#### TASK OBJECTIVE:
Whenever a line contains the string "index", copy it out of the entries.

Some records
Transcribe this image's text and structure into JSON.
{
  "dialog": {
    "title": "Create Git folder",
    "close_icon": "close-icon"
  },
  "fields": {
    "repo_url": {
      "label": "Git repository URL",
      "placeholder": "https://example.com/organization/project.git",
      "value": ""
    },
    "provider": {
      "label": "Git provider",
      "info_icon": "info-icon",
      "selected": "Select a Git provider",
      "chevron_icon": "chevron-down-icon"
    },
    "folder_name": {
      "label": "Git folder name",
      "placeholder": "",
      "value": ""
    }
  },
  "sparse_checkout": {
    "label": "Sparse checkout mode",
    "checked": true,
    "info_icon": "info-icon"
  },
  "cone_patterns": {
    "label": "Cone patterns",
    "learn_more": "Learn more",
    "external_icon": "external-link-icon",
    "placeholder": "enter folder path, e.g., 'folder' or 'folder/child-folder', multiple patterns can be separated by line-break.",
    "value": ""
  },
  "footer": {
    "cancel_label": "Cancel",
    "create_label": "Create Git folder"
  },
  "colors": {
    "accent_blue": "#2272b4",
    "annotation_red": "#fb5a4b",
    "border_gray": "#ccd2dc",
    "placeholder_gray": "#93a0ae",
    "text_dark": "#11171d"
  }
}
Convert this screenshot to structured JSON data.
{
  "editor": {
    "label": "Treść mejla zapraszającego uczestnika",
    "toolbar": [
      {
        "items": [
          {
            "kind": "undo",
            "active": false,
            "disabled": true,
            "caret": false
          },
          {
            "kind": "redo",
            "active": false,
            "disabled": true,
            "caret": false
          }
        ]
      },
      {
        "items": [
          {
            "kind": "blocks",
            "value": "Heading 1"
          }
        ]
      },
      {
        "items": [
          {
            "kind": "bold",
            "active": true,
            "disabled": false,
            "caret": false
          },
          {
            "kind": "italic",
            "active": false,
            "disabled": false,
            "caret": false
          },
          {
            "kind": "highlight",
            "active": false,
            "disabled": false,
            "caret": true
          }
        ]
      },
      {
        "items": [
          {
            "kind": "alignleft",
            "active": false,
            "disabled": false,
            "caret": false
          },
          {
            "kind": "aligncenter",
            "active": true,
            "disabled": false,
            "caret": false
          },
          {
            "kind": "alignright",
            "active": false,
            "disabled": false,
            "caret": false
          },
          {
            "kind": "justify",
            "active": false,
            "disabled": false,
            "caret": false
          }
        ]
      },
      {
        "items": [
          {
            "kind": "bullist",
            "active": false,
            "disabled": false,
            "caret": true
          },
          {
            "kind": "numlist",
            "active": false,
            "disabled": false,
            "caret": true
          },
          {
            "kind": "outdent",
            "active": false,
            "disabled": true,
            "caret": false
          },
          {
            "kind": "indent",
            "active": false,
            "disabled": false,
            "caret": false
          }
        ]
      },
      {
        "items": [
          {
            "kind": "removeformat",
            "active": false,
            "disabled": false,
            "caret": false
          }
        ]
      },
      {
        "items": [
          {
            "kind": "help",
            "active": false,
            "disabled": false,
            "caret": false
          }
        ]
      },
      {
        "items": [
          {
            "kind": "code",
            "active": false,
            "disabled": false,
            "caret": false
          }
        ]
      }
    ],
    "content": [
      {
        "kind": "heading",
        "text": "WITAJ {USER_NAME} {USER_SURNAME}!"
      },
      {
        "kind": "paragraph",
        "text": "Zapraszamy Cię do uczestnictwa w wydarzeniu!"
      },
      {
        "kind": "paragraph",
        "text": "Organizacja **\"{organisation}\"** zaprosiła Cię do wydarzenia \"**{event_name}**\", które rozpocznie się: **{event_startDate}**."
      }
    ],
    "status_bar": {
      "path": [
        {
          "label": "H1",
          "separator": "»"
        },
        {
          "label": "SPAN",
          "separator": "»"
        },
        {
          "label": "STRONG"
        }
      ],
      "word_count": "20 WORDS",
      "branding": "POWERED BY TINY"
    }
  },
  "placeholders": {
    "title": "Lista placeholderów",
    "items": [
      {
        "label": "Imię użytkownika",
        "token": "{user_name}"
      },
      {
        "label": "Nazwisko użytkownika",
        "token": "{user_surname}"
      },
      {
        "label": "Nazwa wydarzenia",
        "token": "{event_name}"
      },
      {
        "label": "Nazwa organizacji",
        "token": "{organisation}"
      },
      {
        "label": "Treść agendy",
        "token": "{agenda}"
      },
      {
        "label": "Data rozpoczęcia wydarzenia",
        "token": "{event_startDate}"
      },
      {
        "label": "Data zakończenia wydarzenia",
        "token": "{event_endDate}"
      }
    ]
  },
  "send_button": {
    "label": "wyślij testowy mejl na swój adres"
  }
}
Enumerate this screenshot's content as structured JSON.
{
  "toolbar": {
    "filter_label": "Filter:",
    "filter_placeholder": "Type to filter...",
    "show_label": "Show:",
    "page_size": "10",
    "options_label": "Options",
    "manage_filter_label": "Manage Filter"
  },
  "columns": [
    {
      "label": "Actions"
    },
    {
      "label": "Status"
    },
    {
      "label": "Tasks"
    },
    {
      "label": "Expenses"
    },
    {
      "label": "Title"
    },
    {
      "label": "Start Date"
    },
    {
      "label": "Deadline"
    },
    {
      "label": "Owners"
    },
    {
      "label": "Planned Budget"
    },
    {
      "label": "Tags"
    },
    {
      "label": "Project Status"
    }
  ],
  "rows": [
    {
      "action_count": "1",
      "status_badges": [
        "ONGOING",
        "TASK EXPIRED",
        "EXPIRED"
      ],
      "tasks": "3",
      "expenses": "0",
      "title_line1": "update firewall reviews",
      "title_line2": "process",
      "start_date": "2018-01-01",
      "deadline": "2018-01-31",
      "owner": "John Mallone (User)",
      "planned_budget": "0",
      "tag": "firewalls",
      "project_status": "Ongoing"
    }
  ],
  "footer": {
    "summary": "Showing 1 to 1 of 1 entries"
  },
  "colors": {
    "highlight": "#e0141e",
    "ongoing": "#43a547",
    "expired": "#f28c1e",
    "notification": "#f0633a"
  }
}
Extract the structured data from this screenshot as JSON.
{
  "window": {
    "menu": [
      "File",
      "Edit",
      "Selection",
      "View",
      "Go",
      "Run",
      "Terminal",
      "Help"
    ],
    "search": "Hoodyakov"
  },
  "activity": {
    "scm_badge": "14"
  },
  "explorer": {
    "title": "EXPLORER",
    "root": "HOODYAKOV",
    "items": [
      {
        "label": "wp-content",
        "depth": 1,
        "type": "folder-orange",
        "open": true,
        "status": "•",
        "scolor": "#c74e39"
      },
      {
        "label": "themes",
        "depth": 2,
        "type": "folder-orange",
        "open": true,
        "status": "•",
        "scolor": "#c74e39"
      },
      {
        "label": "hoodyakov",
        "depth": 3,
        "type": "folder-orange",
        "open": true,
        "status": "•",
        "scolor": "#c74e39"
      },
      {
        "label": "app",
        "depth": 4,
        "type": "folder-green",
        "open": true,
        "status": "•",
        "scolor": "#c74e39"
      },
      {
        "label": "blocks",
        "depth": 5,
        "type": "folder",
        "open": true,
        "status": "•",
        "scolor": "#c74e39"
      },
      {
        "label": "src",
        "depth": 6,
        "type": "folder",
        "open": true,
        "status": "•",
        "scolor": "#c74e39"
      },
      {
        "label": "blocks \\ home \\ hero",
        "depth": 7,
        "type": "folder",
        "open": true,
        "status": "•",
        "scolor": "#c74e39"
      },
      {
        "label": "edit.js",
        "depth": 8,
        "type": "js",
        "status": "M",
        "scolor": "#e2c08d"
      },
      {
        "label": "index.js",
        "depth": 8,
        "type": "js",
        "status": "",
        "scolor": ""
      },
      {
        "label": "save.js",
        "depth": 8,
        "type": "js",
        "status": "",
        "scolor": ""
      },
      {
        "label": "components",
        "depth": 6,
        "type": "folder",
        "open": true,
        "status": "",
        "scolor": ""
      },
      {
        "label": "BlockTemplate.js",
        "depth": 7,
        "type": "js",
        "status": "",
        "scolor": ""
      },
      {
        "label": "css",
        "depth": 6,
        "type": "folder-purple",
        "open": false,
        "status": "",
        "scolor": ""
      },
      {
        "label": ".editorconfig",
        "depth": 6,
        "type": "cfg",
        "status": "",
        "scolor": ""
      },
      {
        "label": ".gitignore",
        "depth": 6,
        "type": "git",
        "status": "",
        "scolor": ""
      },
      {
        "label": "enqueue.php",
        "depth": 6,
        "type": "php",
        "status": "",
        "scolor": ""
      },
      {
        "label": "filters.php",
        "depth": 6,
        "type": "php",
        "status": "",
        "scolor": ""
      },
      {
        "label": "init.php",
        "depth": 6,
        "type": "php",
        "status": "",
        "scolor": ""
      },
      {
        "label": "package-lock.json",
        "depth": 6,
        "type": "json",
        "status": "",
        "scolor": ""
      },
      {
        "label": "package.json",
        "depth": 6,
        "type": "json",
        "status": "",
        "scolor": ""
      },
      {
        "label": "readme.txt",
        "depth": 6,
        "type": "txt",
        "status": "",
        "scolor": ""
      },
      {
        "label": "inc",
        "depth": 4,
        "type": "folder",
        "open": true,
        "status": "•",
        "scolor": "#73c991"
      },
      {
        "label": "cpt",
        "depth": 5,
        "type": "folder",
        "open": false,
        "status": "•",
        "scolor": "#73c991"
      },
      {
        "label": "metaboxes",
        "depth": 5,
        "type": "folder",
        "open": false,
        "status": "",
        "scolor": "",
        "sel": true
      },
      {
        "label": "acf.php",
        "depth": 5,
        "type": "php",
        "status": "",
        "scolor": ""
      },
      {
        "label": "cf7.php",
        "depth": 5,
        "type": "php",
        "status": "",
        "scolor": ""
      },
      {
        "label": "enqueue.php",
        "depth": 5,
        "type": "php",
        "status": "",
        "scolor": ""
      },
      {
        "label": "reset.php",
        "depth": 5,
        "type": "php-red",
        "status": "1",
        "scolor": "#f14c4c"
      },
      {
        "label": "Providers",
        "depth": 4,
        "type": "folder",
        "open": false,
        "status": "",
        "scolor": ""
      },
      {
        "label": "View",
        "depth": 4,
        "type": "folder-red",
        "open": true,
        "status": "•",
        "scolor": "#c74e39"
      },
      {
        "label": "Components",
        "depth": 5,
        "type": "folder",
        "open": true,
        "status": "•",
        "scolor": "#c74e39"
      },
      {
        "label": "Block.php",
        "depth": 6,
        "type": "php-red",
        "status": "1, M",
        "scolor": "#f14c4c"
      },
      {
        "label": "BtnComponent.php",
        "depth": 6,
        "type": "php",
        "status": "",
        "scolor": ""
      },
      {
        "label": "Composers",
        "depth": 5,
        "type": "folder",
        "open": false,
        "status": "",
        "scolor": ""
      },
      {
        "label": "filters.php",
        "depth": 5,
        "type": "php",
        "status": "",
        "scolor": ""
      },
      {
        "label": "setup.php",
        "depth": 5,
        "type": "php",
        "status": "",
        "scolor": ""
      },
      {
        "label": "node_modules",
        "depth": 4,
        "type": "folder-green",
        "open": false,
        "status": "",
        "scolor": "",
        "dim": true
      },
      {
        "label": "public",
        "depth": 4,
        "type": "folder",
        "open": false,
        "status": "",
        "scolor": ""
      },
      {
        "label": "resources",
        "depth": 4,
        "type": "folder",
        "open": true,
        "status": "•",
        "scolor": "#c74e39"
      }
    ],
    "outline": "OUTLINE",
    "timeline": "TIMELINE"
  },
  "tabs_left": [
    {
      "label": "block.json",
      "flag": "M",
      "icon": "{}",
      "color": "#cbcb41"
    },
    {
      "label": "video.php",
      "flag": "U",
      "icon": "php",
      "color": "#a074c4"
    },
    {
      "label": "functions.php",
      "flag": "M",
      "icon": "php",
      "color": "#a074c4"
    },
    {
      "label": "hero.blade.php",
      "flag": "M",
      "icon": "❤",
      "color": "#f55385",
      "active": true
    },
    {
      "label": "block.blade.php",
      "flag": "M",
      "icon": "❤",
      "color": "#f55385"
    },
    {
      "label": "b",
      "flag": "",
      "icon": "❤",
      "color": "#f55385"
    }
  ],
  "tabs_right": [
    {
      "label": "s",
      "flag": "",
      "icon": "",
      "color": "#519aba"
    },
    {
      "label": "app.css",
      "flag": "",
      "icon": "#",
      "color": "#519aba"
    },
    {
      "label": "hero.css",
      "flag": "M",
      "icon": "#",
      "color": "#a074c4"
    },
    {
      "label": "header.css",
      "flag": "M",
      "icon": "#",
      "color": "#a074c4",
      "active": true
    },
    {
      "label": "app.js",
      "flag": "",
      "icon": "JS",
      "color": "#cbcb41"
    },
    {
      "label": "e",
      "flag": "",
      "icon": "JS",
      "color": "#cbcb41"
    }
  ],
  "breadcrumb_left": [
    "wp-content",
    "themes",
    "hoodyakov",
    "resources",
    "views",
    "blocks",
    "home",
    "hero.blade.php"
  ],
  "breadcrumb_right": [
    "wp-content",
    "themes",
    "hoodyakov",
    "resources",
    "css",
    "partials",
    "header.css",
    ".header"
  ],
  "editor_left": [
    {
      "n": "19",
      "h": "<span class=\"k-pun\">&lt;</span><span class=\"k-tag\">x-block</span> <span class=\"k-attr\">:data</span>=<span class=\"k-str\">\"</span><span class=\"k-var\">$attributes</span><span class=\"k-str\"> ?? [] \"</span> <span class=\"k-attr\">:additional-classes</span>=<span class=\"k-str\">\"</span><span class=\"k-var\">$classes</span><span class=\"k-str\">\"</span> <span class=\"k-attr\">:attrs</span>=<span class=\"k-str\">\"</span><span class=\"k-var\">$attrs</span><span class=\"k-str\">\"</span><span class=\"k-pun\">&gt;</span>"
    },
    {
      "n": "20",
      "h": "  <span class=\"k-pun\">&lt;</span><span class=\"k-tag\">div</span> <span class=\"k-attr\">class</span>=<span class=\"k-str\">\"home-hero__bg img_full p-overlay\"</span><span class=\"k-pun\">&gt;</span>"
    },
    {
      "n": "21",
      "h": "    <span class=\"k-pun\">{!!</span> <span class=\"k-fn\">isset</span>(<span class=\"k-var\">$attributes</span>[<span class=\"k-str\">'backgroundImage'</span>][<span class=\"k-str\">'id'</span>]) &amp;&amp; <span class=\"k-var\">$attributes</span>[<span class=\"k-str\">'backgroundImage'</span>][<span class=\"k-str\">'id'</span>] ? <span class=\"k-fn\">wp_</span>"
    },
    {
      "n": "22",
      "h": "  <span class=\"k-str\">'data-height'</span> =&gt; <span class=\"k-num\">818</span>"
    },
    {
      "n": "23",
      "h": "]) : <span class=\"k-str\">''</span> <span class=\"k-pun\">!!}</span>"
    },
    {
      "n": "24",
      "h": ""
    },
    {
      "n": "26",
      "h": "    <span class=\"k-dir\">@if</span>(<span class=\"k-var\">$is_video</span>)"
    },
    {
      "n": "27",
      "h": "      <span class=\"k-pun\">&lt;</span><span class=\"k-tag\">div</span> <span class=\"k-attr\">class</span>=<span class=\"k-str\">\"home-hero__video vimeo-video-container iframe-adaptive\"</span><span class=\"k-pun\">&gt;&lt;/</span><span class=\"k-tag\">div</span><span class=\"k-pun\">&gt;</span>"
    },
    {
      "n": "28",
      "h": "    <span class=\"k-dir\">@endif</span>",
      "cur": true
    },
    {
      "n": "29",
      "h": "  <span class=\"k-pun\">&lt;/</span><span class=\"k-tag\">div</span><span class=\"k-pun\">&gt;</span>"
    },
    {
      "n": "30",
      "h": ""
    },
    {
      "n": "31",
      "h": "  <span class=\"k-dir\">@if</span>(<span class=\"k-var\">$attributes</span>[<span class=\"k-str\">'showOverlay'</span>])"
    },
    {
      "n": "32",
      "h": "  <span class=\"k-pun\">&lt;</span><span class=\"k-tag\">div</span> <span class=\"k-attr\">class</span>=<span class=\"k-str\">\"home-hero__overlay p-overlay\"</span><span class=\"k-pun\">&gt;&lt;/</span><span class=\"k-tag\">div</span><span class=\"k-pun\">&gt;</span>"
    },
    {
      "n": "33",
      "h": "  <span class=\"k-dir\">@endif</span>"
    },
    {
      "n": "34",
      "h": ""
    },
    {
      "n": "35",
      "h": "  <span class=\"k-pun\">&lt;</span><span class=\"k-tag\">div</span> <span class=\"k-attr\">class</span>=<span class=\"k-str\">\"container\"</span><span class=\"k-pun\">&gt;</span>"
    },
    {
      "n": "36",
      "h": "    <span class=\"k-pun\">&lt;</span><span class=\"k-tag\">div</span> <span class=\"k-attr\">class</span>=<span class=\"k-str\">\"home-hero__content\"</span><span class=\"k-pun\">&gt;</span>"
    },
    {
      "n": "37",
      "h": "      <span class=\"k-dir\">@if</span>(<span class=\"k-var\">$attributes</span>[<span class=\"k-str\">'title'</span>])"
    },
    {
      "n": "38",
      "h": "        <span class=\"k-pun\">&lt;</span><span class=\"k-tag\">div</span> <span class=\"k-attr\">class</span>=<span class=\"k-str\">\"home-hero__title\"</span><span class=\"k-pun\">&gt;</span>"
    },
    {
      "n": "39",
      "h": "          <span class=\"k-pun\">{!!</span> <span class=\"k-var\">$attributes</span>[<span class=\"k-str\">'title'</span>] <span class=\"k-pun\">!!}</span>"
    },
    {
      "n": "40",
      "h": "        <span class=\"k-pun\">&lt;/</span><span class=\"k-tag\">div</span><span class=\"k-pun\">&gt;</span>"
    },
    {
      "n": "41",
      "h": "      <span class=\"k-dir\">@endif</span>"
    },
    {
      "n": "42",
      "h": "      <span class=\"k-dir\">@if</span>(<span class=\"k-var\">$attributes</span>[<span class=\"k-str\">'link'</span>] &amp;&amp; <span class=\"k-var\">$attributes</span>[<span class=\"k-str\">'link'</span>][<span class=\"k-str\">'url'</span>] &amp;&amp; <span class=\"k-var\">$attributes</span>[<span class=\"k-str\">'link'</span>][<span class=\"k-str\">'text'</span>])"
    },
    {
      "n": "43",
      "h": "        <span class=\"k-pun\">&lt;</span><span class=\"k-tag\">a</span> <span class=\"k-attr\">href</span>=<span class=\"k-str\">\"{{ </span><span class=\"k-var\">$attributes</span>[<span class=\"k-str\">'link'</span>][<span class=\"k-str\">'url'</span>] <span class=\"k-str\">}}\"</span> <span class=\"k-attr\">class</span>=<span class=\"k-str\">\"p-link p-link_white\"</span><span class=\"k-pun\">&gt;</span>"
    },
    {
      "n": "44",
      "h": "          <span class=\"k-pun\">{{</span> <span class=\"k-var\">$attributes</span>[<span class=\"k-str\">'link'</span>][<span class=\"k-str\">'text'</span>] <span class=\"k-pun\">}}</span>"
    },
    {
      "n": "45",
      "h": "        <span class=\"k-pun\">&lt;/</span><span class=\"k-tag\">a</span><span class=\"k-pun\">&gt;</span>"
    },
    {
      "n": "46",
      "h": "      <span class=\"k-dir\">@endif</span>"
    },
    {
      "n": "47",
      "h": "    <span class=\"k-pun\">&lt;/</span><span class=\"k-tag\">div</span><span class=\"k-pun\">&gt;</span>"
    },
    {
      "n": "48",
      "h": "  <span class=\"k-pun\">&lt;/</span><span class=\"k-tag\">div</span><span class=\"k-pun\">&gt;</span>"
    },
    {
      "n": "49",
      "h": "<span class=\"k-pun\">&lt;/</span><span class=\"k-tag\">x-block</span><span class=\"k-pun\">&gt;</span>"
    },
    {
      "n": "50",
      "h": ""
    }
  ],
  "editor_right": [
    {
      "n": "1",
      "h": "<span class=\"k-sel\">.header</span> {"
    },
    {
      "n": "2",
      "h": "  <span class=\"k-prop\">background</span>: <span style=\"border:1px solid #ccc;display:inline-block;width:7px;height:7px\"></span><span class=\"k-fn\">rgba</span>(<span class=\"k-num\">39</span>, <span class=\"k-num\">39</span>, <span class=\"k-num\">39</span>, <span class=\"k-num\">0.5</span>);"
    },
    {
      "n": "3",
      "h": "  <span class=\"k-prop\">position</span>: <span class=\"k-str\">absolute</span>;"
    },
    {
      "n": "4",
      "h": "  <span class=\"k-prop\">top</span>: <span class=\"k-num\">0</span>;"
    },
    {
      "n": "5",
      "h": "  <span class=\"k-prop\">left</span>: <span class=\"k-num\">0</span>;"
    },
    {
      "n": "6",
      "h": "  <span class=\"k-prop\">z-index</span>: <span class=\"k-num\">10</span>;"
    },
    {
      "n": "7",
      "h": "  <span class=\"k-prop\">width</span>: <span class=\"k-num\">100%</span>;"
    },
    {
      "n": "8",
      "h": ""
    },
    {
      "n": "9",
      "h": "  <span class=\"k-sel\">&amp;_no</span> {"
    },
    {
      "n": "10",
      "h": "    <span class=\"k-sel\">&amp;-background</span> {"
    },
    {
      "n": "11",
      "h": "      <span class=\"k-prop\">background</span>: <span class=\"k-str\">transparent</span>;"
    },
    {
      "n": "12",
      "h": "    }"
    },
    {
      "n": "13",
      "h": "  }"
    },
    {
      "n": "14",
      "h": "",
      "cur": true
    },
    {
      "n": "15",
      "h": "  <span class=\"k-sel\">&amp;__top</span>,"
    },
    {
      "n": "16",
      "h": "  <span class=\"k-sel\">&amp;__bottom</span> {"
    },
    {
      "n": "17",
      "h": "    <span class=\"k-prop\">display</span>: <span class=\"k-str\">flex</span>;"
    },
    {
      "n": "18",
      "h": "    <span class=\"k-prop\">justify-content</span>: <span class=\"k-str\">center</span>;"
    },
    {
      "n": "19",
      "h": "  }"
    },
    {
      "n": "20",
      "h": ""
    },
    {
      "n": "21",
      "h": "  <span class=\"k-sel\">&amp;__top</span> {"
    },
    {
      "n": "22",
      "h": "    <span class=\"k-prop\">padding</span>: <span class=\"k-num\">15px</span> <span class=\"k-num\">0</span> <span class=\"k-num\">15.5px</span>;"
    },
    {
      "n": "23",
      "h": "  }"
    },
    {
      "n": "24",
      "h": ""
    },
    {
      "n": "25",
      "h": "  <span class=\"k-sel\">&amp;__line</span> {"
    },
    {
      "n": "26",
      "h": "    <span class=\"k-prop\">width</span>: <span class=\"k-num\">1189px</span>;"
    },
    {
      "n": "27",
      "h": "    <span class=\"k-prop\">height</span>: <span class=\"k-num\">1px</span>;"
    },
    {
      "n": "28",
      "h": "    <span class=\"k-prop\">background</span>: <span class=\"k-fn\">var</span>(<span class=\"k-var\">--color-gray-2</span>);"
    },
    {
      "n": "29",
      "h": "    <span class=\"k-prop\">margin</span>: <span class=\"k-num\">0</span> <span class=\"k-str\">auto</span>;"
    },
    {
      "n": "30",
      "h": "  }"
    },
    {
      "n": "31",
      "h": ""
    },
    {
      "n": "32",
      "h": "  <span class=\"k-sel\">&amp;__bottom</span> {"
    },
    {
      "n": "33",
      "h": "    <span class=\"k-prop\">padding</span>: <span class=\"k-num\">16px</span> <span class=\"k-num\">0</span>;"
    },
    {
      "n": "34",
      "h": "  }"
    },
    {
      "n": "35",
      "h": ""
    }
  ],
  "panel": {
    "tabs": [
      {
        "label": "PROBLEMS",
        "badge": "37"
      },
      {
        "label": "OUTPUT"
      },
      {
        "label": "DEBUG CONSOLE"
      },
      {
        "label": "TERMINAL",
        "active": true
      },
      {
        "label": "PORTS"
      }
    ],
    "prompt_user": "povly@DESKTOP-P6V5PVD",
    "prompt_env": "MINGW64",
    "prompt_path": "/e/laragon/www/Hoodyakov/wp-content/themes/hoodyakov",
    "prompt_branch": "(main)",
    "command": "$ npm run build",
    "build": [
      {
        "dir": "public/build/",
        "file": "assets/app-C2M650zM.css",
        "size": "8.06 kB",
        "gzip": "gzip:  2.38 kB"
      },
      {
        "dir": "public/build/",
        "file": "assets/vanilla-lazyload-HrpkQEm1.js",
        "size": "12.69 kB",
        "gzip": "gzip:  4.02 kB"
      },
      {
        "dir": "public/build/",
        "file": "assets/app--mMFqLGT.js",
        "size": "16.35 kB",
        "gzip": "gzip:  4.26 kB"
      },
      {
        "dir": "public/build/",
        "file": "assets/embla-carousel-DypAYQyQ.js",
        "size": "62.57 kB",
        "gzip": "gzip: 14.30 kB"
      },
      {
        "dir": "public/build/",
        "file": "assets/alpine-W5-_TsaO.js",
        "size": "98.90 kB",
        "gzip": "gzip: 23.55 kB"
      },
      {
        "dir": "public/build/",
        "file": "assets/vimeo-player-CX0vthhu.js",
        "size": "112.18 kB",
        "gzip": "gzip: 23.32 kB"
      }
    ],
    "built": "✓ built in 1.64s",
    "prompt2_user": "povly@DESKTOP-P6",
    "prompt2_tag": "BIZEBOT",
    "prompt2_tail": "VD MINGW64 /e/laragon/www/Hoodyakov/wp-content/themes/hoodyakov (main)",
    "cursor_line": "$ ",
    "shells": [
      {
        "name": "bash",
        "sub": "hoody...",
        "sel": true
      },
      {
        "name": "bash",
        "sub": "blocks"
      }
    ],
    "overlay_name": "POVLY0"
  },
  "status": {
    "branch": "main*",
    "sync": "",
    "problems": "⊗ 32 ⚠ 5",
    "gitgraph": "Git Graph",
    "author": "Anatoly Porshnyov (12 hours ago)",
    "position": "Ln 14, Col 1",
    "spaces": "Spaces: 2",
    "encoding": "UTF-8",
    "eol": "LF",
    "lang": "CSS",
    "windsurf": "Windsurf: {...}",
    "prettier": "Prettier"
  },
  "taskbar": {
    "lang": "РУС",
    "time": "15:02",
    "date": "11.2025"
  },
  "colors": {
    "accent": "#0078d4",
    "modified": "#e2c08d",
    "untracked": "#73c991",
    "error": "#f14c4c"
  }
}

#### ANSWER TO THIS TASK:
        "label": "index.js",
      "h": "  <span class=\"k-prop\">z-index</span>: <span class=\"k-num\">10</span>;"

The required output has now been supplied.